(A run of records)
— Begin —

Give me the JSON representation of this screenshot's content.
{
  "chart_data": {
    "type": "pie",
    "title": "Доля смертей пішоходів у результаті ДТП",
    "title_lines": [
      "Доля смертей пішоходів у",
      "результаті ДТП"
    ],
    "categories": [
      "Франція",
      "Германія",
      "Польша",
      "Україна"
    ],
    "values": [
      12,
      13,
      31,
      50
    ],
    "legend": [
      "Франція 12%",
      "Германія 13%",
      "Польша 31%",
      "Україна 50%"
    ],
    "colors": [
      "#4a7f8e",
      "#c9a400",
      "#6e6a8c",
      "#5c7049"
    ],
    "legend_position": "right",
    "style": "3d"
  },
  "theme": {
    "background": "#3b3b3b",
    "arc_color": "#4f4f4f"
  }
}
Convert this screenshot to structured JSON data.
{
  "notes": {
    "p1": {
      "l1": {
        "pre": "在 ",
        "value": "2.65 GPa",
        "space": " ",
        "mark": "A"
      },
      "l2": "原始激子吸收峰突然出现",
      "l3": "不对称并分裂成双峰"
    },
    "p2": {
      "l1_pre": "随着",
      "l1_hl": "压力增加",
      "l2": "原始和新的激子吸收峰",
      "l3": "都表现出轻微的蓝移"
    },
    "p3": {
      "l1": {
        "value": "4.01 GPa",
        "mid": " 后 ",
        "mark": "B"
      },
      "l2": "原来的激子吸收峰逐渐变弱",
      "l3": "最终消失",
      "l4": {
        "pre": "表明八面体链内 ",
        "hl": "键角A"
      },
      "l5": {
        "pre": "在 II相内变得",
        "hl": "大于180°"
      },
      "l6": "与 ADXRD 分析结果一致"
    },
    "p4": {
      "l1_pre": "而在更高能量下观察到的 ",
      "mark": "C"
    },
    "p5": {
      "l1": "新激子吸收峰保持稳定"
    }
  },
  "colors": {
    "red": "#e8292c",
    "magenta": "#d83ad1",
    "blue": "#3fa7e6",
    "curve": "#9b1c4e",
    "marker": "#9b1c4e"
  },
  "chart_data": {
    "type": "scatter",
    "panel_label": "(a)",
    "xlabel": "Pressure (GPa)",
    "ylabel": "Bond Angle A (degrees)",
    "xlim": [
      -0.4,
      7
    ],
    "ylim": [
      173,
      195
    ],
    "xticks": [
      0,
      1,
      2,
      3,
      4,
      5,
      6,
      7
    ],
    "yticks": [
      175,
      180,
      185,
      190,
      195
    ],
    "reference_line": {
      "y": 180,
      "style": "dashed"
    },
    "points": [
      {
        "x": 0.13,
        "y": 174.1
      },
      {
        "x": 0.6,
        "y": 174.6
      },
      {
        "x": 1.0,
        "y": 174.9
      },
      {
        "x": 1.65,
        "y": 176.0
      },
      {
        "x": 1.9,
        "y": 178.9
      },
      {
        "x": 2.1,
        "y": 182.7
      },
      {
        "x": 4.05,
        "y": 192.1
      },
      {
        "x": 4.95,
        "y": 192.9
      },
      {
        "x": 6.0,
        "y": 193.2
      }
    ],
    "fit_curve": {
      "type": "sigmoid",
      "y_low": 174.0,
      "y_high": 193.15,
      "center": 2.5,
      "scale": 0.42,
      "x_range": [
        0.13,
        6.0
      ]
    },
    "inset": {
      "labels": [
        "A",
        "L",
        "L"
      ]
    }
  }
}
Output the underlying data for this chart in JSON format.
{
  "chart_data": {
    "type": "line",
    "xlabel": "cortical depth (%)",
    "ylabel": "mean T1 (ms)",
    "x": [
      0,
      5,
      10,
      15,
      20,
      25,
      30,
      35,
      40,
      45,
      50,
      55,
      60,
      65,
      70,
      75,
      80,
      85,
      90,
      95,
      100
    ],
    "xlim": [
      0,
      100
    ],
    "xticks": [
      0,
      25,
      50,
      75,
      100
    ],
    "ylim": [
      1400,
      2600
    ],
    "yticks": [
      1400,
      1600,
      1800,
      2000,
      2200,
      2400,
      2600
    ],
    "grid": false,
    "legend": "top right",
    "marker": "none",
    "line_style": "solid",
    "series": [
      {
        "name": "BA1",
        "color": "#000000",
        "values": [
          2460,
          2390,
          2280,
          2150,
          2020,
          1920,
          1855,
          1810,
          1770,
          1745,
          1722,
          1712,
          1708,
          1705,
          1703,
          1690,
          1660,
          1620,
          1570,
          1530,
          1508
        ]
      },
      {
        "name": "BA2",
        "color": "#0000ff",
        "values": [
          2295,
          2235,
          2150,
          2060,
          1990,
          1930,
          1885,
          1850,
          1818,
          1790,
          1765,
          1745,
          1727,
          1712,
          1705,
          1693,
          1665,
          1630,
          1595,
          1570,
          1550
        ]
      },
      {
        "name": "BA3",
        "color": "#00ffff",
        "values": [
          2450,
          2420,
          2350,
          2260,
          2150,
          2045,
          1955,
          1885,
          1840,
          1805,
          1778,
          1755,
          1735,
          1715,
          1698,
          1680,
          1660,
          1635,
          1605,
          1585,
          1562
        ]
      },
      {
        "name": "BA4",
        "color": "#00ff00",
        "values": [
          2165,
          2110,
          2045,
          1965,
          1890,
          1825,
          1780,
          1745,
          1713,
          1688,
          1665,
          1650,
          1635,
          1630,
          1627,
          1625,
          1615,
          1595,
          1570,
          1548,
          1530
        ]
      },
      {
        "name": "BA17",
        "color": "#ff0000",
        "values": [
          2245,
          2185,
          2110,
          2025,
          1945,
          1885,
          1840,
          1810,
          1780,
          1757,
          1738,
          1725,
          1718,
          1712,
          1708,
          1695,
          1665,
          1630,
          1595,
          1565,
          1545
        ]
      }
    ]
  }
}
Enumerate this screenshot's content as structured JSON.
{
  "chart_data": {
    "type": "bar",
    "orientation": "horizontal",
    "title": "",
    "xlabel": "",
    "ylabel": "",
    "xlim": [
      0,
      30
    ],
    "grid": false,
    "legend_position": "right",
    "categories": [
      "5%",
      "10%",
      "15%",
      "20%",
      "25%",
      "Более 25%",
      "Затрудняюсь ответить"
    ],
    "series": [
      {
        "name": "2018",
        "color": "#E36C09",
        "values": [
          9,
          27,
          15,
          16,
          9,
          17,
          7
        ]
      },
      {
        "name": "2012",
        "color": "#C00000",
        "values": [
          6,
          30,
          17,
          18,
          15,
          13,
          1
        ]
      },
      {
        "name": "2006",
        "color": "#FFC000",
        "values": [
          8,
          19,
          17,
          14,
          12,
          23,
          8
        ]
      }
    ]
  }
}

— End —

## Problem details
In the lines above, find each one with "content" and list it.

## Completed task
Give me the JSON representation of this screenshot's content.
Enumerate this screenshot's content as structured JSON.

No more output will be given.